### Material provided
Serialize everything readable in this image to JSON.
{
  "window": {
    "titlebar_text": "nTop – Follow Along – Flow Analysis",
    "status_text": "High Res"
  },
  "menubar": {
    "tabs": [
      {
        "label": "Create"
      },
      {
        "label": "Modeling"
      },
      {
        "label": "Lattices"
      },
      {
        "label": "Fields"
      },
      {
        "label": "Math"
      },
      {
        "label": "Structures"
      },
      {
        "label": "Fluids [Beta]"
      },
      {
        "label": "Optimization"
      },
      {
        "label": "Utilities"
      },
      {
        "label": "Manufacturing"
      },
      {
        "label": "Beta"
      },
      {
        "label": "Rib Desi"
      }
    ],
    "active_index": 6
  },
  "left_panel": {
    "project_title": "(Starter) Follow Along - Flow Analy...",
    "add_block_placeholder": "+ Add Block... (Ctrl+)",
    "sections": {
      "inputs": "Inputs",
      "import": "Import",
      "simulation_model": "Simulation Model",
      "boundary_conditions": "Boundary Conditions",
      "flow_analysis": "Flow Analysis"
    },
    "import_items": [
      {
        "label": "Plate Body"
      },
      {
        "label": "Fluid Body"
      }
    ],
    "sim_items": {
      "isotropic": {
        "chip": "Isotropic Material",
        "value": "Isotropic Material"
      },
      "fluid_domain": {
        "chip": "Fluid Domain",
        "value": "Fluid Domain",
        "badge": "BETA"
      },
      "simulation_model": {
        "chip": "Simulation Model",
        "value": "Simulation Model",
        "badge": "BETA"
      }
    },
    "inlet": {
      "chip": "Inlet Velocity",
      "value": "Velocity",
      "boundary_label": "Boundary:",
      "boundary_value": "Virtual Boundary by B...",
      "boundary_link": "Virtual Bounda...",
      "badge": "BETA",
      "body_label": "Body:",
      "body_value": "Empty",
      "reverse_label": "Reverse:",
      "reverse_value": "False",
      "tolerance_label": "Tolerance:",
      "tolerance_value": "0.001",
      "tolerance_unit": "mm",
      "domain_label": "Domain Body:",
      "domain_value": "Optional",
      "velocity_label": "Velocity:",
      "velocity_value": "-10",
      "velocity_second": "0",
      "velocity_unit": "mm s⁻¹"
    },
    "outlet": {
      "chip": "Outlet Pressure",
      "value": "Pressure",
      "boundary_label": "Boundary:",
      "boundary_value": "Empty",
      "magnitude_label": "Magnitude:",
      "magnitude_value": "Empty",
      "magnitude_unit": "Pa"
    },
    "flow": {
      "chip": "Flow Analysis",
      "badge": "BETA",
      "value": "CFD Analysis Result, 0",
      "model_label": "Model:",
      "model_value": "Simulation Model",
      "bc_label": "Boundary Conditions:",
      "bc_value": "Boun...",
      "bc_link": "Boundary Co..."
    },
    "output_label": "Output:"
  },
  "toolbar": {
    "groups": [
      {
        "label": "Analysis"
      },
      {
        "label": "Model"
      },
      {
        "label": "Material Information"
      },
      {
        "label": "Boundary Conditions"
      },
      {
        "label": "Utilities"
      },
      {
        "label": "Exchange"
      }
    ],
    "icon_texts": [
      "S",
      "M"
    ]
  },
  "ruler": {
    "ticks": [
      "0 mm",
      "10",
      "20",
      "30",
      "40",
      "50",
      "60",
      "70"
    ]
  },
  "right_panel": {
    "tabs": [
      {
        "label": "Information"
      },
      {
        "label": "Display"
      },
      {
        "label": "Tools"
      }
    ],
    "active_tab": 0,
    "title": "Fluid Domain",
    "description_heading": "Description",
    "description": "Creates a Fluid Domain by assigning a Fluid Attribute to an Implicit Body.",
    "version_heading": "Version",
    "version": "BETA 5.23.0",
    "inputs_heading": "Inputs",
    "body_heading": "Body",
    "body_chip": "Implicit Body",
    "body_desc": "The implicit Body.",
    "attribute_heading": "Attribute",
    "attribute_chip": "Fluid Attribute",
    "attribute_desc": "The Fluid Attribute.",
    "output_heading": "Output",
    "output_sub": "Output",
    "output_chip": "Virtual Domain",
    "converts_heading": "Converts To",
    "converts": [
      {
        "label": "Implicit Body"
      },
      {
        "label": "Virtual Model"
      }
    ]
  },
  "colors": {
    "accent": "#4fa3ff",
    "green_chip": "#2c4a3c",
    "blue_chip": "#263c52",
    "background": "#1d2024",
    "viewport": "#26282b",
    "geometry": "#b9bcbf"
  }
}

### Task objective
Print again each line of the listing above, exactly as it appears.

### Result
Serialize everything readable in this image to JSON.
{
  "window": {
    "titlebar_text": "nTop – Follow Along – Flow Analysis",
    "status_text": "High Res"
  },
  "menubar": {
    "tabs": [
      {
        "label": "Create"
      },
      {
        "label": "Modeling"
      },
      {
        "label": "Lattices"
      },
      {
        "label": "Fields"
      },
      {
        "label": "Math"
      },
      {
        "label": "Structures"
      },
      {
        "label": "Fluids [Beta]"
      },
      {
        "label": "Optimization"
      },
      {
        "label": "Utilities"
      },
      {
        "label": "Manufacturing"
      },
      {
        "label": "Beta"
      },
      {
        "label": "Rib Desi"
      }
    ],
    "active_index": 6
  },
  "left_panel": {
    "project_title": "(Starter) Follow Along - Flow Analy...",
    "add_block_placeholder": "+ Add Block... (Ctrl+)",
    "sections": {
      "inputs": "Inputs",
      "import": "Import",
      "simulation_model": "Simulation Model",
      "boundary_conditions": "Boundary Conditions",
      "flow_analysis": "Flow Analysis"
    },
    "import_items": [
      {
        "label": "Plate Body"
      },
      {
        "label": "Fluid Body"
      }
    ],
    "sim_items": {
      "isotropic": {
        "chip": "Isotropic Material",
        "value": "Isotropic Material"
      },
      "fluid_domain": {
        "chip": "Fluid Domain",
        "value": "Fluid Domain",
        "badge": "BETA"
      },
      "simulation_model": {
        "chip": "Simulation Model",
        "value": "Simulation Model",
        "badge": "BETA"
      }
    },
    "inlet": {
      "chip": "Inlet Velocity",
      "value": "Velocity",
      "boundary_label": "Boundary:",
      "boundary_value": "Virtual Boundary by B...",
      "boundary_link": "Virtual Bounda...",
      "badge": "BETA",
      "body_label": "Body:",
      "body_value": "Empty",
      "reverse_label": "Reverse:",
      "reverse_value": "False",
      "tolerance_label": "Tolerance:",
      "tolerance_value": "0.001",
      "tolerance_unit": "mm",
      "domain_label": "Domain Body:",
      "domain_value": "Optional",
      "velocity_label": "Velocity:",
      "velocity_value": "-10",
      "velocity_second": "0",
      "velocity_unit": "mm s⁻¹"
    },
    "outlet": {
      "chip": "Outlet Pressure",
      "value": "Pressure",
      "boundary_label": "Boundary:",
      "boundary_value": "Empty",
      "magnitude_label": "Magnitude:",
      "magnitude_value": "Empty",
      "magnitude_unit": "Pa"
    },
    "flow": {
      "chip": "Flow Analysis",
      "badge": "BETA",
      "value": "CFD Analysis Result, 0",
      "model_label": "Model:",
      "model_value": "Simulation Model",
      "bc_label": "Boundary Conditions:",
      "bc_value": "Boun...",
      "bc_link": "Boundary Co..."
    },
    "output_label": "Output:"
  },
  "toolbar": {
    "groups": [
      {
        "label": "Analysis"
      },
      {
        "label": "Model"
      },
      {
        "label": "Material Information"
      },
      {
        "label": "Boundary Conditions"
      },
      {
        "label": "Utilities"
      },
      {
        "label": "Exchange"
      }
    ],
    "icon_texts": [
      "S",
      "M"
    ]
  },
  "ruler": {
    "ticks": [
      "0 mm",
      "10",
      "20",
      "30",
      "40",
      "50",
      "60",
      "70"
    ]
  },
  "right_panel": {
    "tabs": [
      {
        "label": "Information"
      },
      {
        "label": "Display"
      },
      {
        "label": "Tools"
      }
    ],
    "active_tab": 0,
    "title": "Fluid Domain",
    "description_heading": "Description",
    "description": "Creates a Fluid Domain by assigning a Fluid Attribute to an Implicit Body.",
    "version_heading": "Version",
    "version": "BETA 5.23.0",
    "inputs_heading": "Inputs",
    "body_heading": "Body",
    "body_chip": "Implicit Body",
    "body_desc": "The implicit Body.",
    "attribute_heading": "Attribute",
    "attribute_chip": "Fluid Attribute",
    "attribute_desc": "The Fluid Attribute.",
    "output_heading": "Output",
    "output_sub": "Output",
    "output_chip": "Virtual Domain",
    "converts_heading": "Converts To",
    "converts": [
      {
        "label": "Implicit Body"
      },
      {
        "label": "Virtual Model"
      }
    ]
  },
  "colors": {
    "accent": "#4fa3ff",
    "green_chip": "#2c4a3c",
    "blue_chip": "#263c52",
    "background": "#1d2024",
    "viewport": "#26282b",
    "geometry": "#b9bcbf"
  }
}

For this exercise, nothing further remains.